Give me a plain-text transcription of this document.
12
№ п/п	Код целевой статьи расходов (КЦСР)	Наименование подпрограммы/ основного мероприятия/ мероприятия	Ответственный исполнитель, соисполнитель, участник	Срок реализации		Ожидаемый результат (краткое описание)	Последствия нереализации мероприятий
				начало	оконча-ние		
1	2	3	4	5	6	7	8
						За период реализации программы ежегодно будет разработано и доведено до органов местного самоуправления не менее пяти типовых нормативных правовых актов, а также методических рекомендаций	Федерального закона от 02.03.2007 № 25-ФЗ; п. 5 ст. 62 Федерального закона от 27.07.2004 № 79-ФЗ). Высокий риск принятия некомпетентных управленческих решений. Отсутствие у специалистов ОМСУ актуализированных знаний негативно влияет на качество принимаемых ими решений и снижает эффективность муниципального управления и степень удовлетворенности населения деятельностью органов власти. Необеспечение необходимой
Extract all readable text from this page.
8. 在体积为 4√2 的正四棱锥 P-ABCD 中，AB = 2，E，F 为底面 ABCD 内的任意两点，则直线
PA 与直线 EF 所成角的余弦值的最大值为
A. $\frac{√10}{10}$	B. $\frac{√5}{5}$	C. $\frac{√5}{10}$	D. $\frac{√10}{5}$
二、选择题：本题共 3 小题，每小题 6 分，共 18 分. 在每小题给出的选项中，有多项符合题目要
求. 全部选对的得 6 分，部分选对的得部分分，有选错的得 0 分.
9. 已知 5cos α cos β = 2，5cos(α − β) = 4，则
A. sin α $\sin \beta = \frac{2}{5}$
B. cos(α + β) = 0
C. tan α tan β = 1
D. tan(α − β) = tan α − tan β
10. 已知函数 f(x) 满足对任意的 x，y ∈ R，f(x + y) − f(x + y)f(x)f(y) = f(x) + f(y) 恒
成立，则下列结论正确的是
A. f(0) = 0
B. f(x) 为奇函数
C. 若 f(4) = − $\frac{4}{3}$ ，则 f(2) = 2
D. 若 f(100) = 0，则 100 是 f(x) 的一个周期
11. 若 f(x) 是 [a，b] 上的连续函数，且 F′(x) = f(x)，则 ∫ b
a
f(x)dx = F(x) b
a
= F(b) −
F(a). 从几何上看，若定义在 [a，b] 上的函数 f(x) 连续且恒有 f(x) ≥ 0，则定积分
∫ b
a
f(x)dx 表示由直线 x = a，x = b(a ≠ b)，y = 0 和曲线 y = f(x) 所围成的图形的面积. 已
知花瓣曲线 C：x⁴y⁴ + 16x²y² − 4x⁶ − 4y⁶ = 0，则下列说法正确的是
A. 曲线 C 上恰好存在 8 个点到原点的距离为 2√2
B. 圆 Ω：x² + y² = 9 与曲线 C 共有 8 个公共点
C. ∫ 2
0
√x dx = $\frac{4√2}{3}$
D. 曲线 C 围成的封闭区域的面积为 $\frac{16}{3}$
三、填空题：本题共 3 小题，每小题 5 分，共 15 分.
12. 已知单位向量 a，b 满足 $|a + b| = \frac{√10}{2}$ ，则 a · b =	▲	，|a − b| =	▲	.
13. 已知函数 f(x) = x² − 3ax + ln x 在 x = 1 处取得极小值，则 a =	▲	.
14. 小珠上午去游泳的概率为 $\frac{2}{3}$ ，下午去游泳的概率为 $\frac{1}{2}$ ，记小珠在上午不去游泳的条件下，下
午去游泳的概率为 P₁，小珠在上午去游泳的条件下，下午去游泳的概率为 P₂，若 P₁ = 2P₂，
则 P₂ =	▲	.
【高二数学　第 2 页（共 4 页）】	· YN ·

WORK INSTRUCTIONS: The records are above. How many lines in them contain the word "this"? Give the number alone.

SOLUTION: 2